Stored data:
++++++++

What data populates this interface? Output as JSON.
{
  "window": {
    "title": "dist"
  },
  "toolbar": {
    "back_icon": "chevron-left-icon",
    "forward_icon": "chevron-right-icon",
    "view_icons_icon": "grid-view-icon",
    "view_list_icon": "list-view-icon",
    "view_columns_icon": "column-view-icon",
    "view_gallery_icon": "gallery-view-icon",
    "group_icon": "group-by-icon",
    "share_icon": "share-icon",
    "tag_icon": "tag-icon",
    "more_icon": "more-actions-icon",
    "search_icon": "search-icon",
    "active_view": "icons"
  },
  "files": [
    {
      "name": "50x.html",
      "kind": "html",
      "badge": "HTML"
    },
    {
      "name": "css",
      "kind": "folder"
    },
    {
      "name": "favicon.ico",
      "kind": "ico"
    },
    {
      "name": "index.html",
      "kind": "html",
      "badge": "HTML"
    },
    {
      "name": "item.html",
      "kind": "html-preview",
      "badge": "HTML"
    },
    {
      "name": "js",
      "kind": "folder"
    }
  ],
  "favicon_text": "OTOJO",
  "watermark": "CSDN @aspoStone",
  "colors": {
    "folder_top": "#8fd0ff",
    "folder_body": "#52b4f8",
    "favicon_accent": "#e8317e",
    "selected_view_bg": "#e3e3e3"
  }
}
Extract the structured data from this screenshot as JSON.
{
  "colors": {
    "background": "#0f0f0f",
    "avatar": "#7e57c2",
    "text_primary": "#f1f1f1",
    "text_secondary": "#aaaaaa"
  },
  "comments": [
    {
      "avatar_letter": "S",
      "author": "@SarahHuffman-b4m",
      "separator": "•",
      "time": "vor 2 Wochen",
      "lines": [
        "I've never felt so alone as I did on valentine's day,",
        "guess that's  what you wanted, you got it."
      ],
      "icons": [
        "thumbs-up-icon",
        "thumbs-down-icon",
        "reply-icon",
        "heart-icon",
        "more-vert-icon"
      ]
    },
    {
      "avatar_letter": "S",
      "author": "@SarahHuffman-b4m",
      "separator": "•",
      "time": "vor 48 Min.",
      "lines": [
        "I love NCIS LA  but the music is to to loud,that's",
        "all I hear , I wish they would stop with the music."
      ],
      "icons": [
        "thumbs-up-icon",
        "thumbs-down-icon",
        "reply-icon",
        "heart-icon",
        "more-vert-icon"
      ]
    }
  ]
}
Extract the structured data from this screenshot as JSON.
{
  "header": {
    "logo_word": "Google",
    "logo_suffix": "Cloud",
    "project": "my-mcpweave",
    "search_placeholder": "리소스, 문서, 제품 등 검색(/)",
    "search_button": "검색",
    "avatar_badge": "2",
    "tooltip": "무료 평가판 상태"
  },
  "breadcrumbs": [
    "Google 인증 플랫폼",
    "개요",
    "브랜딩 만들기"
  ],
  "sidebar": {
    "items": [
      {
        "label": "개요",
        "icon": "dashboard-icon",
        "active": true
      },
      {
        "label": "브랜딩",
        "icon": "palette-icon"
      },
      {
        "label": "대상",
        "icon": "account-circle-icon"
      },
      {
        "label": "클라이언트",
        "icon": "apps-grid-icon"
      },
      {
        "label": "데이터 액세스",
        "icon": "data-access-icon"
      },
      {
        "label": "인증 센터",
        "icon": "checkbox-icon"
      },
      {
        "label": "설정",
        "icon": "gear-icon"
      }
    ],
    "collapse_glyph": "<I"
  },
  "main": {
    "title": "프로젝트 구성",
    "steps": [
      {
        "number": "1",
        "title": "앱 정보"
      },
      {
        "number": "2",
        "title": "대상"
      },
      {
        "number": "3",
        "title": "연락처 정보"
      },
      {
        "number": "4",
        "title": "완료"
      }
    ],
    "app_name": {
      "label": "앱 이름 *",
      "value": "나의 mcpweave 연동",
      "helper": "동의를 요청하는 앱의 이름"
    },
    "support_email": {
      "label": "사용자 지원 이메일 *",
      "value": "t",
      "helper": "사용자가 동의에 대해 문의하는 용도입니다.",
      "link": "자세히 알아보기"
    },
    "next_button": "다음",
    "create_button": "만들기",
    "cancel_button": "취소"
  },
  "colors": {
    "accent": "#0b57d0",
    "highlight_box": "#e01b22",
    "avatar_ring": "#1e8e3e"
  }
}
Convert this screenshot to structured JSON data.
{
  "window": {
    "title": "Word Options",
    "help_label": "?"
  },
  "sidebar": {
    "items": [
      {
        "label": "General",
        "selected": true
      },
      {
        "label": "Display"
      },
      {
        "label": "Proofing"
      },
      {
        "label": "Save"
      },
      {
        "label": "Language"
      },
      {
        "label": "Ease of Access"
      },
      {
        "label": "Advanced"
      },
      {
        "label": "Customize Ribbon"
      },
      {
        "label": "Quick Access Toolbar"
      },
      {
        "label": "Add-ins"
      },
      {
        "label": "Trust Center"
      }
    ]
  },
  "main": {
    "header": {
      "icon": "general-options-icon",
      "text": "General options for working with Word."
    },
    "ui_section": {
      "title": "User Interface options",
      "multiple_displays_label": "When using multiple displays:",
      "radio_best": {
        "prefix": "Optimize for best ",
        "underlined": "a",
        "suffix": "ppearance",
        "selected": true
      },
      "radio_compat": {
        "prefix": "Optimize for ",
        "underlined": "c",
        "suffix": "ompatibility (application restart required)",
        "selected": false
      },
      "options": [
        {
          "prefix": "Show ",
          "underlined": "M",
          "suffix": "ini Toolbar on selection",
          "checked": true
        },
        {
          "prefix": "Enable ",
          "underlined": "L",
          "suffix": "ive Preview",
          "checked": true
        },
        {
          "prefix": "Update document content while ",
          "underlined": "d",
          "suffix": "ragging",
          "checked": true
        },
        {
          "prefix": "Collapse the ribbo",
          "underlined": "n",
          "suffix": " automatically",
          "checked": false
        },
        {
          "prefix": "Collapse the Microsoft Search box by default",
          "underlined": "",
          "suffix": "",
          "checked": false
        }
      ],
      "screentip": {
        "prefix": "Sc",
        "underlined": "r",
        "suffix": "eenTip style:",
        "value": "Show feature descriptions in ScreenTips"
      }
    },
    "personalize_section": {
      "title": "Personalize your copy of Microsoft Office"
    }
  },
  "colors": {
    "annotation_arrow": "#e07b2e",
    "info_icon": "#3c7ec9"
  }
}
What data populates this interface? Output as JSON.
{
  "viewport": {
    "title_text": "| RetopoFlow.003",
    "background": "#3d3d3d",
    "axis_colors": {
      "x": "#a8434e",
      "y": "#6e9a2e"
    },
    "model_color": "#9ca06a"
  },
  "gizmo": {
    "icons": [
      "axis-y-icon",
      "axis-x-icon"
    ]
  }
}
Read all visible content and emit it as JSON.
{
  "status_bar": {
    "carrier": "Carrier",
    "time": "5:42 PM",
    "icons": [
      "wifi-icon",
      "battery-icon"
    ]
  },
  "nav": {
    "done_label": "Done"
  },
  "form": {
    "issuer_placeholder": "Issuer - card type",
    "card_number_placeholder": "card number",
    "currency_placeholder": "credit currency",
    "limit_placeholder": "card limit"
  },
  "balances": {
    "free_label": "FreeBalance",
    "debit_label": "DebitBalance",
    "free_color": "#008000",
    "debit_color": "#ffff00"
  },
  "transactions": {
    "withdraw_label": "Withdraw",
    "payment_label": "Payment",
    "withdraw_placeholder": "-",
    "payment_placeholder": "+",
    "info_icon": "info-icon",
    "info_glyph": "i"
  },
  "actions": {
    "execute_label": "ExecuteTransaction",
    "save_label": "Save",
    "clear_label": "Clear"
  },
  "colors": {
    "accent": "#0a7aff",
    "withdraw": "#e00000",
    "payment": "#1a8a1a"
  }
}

++++++++

- [DESCRIPTION OF THE TASK] Go through the records above and copy every line with the word "mcpweave".

- [REPLY]
    "project": "my-mcpweave",
      "value": "나의 mcpweave 연동",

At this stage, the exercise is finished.